====== Exercise material ======

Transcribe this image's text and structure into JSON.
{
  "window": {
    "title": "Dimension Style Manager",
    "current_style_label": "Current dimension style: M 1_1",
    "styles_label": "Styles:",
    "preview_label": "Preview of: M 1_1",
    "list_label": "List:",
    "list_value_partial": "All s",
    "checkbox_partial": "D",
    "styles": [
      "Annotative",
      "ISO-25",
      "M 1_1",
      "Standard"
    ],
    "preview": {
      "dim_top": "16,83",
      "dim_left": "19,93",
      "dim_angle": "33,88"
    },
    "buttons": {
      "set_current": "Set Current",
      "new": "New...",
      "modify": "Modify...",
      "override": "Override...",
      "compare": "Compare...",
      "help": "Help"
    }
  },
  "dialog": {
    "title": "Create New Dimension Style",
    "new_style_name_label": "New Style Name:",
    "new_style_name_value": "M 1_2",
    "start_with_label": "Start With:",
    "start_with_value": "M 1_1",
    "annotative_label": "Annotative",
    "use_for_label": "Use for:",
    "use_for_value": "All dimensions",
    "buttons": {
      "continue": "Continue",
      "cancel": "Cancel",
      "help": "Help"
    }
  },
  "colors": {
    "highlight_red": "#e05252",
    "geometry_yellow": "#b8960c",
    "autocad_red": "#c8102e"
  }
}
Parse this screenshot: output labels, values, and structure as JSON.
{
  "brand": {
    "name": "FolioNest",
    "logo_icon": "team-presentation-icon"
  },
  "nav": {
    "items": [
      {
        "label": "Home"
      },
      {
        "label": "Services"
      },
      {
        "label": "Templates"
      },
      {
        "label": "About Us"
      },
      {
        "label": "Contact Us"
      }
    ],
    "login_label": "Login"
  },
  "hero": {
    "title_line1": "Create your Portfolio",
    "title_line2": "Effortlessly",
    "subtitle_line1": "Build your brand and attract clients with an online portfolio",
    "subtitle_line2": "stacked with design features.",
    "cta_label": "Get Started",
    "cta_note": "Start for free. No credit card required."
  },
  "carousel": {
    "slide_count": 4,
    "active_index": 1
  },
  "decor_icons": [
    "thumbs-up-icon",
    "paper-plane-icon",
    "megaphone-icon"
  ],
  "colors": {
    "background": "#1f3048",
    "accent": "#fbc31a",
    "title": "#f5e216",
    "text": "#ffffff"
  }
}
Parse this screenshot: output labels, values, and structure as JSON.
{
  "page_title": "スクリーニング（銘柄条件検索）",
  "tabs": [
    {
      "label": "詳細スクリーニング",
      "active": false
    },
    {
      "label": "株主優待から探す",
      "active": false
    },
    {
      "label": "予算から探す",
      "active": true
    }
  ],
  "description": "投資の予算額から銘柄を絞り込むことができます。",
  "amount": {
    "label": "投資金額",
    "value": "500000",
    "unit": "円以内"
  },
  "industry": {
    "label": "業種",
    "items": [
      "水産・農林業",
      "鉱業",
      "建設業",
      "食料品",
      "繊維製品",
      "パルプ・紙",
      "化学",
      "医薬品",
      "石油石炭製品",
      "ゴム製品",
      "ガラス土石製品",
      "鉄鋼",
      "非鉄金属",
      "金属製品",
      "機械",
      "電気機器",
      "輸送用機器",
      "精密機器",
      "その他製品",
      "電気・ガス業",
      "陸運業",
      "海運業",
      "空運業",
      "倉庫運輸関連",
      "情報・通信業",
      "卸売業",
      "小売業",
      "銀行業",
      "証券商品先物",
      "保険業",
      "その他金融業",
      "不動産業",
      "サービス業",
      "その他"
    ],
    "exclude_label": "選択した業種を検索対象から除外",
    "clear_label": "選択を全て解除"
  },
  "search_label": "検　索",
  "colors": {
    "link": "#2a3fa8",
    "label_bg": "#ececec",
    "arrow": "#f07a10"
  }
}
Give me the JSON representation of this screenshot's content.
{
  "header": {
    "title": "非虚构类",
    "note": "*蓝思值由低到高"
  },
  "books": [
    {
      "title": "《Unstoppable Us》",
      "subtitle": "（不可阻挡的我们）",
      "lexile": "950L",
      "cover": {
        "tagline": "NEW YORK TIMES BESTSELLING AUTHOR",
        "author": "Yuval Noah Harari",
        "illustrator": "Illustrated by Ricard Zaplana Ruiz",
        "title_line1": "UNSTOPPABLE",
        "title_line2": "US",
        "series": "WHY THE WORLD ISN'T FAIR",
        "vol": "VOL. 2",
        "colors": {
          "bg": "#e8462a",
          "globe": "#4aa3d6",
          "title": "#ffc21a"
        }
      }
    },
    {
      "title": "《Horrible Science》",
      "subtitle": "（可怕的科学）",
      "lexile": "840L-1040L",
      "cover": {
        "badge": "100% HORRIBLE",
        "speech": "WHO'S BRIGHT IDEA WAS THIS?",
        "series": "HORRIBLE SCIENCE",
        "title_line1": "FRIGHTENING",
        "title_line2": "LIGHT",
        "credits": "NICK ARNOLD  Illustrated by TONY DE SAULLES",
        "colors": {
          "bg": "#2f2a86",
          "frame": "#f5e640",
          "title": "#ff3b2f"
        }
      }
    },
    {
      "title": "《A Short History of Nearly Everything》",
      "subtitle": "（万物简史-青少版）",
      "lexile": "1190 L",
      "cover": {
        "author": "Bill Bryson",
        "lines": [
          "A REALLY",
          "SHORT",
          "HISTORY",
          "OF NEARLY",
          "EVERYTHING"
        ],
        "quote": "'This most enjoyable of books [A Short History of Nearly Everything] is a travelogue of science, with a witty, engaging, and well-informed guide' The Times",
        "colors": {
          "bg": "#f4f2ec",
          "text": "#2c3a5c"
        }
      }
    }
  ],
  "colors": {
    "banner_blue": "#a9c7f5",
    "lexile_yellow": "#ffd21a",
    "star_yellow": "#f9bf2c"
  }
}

======

Locate the word "Current" in the records and collect each line it appears in.

→ Answer in full:
    "current_style_label": "Current dimension style: M 1_1",
      "set_current": "Set Current",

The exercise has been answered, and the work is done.